### BRIEF
Copy out every line of the data exactly.
____________________
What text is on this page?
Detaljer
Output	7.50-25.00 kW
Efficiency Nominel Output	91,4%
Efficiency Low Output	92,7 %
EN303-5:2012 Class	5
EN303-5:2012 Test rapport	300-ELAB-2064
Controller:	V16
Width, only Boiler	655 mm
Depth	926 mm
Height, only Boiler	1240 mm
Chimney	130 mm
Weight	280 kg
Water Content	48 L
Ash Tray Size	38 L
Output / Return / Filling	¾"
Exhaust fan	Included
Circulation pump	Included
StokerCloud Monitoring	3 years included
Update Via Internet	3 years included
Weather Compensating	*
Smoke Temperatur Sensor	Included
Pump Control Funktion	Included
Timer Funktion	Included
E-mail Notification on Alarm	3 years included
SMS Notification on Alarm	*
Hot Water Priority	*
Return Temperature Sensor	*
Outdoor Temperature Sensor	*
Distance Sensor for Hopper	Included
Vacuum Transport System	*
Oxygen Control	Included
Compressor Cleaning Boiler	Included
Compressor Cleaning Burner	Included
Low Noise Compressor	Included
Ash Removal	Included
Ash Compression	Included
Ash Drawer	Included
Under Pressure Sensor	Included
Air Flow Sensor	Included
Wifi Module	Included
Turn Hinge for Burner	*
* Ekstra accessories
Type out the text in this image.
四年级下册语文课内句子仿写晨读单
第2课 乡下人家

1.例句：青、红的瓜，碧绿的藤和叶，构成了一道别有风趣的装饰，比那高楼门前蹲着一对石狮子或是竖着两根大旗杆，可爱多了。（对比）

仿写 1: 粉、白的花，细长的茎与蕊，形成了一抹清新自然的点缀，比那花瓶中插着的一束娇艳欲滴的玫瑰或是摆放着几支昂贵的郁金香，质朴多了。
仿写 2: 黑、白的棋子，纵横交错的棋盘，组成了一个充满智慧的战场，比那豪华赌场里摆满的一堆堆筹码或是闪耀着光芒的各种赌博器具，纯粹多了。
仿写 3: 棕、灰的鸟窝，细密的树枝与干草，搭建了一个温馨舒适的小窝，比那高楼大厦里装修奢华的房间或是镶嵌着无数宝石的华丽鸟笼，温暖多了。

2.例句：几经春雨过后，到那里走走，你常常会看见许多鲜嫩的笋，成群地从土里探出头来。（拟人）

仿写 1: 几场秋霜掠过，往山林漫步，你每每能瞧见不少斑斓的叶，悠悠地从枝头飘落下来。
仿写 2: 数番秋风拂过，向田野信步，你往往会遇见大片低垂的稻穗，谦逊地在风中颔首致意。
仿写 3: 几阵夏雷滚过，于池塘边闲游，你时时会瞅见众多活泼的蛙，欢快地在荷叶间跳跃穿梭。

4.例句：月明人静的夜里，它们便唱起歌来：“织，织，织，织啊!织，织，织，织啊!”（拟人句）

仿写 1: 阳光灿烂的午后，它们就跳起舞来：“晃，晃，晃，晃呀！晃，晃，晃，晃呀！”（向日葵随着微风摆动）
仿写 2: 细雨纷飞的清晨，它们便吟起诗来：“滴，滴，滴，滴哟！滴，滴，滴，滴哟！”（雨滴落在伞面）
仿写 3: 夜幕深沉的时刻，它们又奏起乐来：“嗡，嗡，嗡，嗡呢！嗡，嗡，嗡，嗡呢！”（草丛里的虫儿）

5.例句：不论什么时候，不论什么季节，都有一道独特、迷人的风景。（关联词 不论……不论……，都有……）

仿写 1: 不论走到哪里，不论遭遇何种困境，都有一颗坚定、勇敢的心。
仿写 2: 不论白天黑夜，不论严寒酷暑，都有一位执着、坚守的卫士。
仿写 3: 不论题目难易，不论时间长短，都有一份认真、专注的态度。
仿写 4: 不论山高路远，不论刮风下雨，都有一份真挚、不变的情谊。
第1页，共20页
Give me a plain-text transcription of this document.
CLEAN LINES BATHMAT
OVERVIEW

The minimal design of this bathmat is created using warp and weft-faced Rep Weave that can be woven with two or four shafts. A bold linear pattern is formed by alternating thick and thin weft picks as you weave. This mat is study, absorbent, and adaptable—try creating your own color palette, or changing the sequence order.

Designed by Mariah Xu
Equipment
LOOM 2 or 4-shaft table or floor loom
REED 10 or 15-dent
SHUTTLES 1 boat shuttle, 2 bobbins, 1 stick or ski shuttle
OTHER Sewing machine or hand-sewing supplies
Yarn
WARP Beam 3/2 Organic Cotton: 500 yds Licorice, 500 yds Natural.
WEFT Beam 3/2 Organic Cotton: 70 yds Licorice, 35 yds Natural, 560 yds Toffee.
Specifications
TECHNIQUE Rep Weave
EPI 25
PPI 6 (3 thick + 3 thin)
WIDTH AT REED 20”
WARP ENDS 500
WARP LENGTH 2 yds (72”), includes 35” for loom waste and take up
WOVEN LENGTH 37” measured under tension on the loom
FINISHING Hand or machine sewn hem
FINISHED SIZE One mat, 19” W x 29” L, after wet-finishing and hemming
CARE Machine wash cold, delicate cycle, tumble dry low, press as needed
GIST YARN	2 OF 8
____________________
### RESPONSE
What text is on this page?
Detaljer
Output	7.50-25.00 kW
Efficiency Nominel Output	91,4%
Efficiency Low Output	92,7 %
EN303-5:2012 Class	5
EN303-5:2012 Test rapport	300-ELAB-2064
Controller:	V16
Width, only Boiler	655 mm
Depth	926 mm
Height, only Boiler	1240 mm
Chimney	130 mm
Weight	280 kg
Water Content	48 L
Ash Tray Size	38 L
Output / Return / Filling	¾"
Exhaust fan	Included
Circulation pump	Included
StokerCloud Monitoring	3 years included
Update Via Internet	3 years included
Weather Compensating	*
Smoke Temperatur Sensor	Included
Pump Control Funktion	Included
Timer Funktion	Included
E-mail Notification on Alarm	3 years included
SMS Notification on Alarm	*
Hot Water Priority	*
Return Temperature Sensor	*
Outdoor Temperature Sensor	*
Distance Sensor for Hopper	Included
Vacuum Transport System	*
Oxygen Control	Included
Compressor Cleaning Boiler	Included
Compressor Cleaning Burner	Included
Low Noise Compressor	Included
Ash Removal	Included
Ash Compression	Included
Ash Drawer	Included
Under Pressure Sensor	Included
Air Flow Sensor	Included
Wifi Module	Included
Turn Hinge for Burner	*
* Ekstra accessories
Type out the text in this image.
四年级下册语文课内句子仿写晨读单
第2课 乡下人家

1.例句：青、红的瓜，碧绿的藤和叶，构成了一道别有风趣的装饰，比那高楼门前蹲着一对石狮子或是竖着两根大旗杆，可爱多了。（对比）

仿写 1: 粉、白的花，细长的茎与蕊，形成了一抹清新自然的点缀，比那花瓶中插着的一束娇艳欲滴的玫瑰或是摆放着几支昂贵的郁金香，质朴多了。
仿写 2: 黑、白的棋子，纵横交错的棋盘，组成了一个充满智慧的战场，比那豪华赌场里摆满的一堆堆筹码或是闪耀着光芒的各种赌博器具，纯粹多了。
仿写 3: 棕、灰的鸟窝，细密的树枝与干草，搭建了一个温馨舒适的小窝，比那高楼大厦里装修奢华的房间或是镶嵌着无数宝石的华丽鸟笼，温暖多了。

2.例句：几经春雨过后，到那里走走，你常常会看见许多鲜嫩的笋，成群地从土里探出头来。（拟人）

仿写 1: 几场秋霜掠过，往山林漫步，你每每能瞧见不少斑斓的叶，悠悠地从枝头飘落下来。
仿写 2: 数番秋风拂过，向田野信步，你往往会遇见大片低垂的稻穗，谦逊地在风中颔首致意。
仿写 3: 几阵夏雷滚过，于池塘边闲游，你时时会瞅见众多活泼的蛙，欢快地在荷叶间跳跃穿梭。

4.例句：月明人静的夜里，它们便唱起歌来：“织，织，织，织啊!织，织，织，织啊!”（拟人句）

仿写 1: 阳光灿烂的午后，它们就跳起舞来：“晃，晃，晃，晃呀！晃，晃，晃，晃呀！”（向日葵随着微风摆动）
仿写 2: 细雨纷飞的清晨，它们便吟起诗来：“滴，滴，滴，滴哟！滴，滴，滴，滴哟！”（雨滴落在伞面）
仿写 3: 夜幕深沉的时刻，它们又奏起乐来：“嗡，嗡，嗡，嗡呢！嗡，嗡，嗡，嗡呢！”（草丛里的虫儿）

5.例句：不论什么时候，不论什么季节，都有一道独特、迷人的风景。（关联词 不论……不论……，都有……）

仿写 1: 不论走到哪里，不论遭遇何种困境，都有一颗坚定、勇敢的心。
仿写 2: 不论白天黑夜，不论严寒酷暑，都有一位执着、坚守的卫士。
仿写 3: 不论题目难易，不论时间长短，都有一份认真、专注的态度。
仿写 4: 不论山高路远，不论刮风下雨，都有一份真挚、不变的情谊。
第1页，共20页
Give me a plain-text transcription of this document.
CLEAN LINES BATHMAT
OVERVIEW

The minimal design of this bathmat is created using warp and weft-faced Rep Weave that can be woven with two or four shafts. A bold linear pattern is formed by alternating thick and thin weft picks as you weave. This mat is study, absorbent, and adaptable—try creating your own color palette, or changing the sequence order.

Designed by Mariah Xu
Equipment
LOOM 2 or 4-shaft table or floor loom
REED 10 or 15-dent
SHUTTLES 1 boat shuttle, 2 bobbins, 1 stick or ski shuttle
OTHER Sewing machine or hand-sewing supplies
Yarn
WARP Beam 3/2 Organic Cotton: 500 yds Licorice, 500 yds Natural.
WEFT Beam 3/2 Organic Cotton: 70 yds Licorice, 35 yds Natural, 560 yds Toffee.
Specifications
TECHNIQUE Rep Weave
EPI 25
PPI 6 (3 thick + 3 thin)
WIDTH AT REED 20”
WARP ENDS 500
WARP LENGTH 2 yds (72”), includes 35” for loom waste and take up
WOVEN LENGTH 37” measured under tension on the loom
FINISHING Hand or machine sewn hem
FINISHED SIZE One mat, 19” W x 29” L, after wet-finishing and hemming
CARE Machine wash cold, delicate cycle, tumble dry low, press as needed
GIST YARN	2 OF 8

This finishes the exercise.